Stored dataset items
* start *

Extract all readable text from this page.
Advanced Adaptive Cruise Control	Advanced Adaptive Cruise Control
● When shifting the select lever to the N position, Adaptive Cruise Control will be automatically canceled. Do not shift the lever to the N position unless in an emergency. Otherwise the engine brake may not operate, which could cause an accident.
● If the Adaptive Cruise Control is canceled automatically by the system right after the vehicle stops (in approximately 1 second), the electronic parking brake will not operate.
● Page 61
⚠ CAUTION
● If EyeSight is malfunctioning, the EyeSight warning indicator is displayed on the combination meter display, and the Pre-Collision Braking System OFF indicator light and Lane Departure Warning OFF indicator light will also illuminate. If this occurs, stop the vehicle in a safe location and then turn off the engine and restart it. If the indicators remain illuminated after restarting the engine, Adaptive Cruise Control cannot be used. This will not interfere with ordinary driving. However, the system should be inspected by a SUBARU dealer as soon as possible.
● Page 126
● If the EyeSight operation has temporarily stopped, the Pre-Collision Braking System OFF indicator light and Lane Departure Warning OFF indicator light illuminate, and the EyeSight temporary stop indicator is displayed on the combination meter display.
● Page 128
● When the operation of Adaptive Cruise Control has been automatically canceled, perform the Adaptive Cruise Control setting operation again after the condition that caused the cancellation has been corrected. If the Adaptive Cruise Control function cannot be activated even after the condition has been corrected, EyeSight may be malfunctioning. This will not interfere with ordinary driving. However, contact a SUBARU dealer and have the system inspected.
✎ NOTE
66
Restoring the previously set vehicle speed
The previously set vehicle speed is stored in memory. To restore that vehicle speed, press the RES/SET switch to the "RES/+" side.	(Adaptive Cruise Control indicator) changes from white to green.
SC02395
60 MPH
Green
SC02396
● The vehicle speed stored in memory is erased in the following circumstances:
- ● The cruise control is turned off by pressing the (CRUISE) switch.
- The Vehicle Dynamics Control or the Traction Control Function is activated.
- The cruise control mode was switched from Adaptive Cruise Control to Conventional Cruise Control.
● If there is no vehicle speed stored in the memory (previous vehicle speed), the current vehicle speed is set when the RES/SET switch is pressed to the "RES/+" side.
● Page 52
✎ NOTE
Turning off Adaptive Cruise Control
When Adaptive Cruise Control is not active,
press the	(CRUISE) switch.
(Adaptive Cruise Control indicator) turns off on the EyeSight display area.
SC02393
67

* end *

◆ Instruction
All of the entries must be written out exactly as they stand.

◆ Problem solution
Extract all readable text from this page.
Advanced Adaptive Cruise Control	Advanced Adaptive Cruise Control
● When shifting the select lever to the N position, Adaptive Cruise Control will be automatically canceled. Do not shift the lever to the N position unless in an emergency. Otherwise the engine brake may not operate, which could cause an accident.
● If the Adaptive Cruise Control is canceled automatically by the system right after the vehicle stops (in approximately 1 second), the electronic parking brake will not operate.
● Page 61
⚠ CAUTION
● If EyeSight is malfunctioning, the EyeSight warning indicator is displayed on the combination meter display, and the Pre-Collision Braking System OFF indicator light and Lane Departure Warning OFF indicator light will also illuminate. If this occurs, stop the vehicle in a safe location and then turn off the engine and restart it. If the indicators remain illuminated after restarting the engine, Adaptive Cruise Control cannot be used. This will not interfere with ordinary driving. However, the system should be inspected by a SUBARU dealer as soon as possible.
● Page 126
● If the EyeSight operation has temporarily stopped, the Pre-Collision Braking System OFF indicator light and Lane Departure Warning OFF indicator light illuminate, and the EyeSight temporary stop indicator is displayed on the combination meter display.
● Page 128
● When the operation of Adaptive Cruise Control has been automatically canceled, perform the Adaptive Cruise Control setting operation again after the condition that caused the cancellation has been corrected. If the Adaptive Cruise Control function cannot be activated even after the condition has been corrected, EyeSight may be malfunctioning. This will not interfere with ordinary driving. However, contact a SUBARU dealer and have the system inspected.
✎ NOTE
66
Restoring the previously set vehicle speed
The previously set vehicle speed is stored in memory. To restore that vehicle speed, press the RES/SET switch to the "RES/+" side.	(Adaptive Cruise Control indicator) changes from white to green.
SC02395
60 MPH
Green
SC02396
● The vehicle speed stored in memory is erased in the following circumstances:
- ● The cruise control is turned off by pressing the (CRUISE) switch.
- The Vehicle Dynamics Control or the Traction Control Function is activated.
- The cruise control mode was switched from Adaptive Cruise Control to Conventional Cruise Control.
● If there is no vehicle speed stored in the memory (previous vehicle speed), the current vehicle speed is set when the RES/SET switch is pressed to the "RES/+" side.
● Page 52
✎ NOTE
Turning off Adaptive Cruise Control
When Adaptive Cruise Control is not active,
press the	(CRUISE) switch.
(Adaptive Cruise Control indicator) turns off on the EyeSight display area.
SC02393
67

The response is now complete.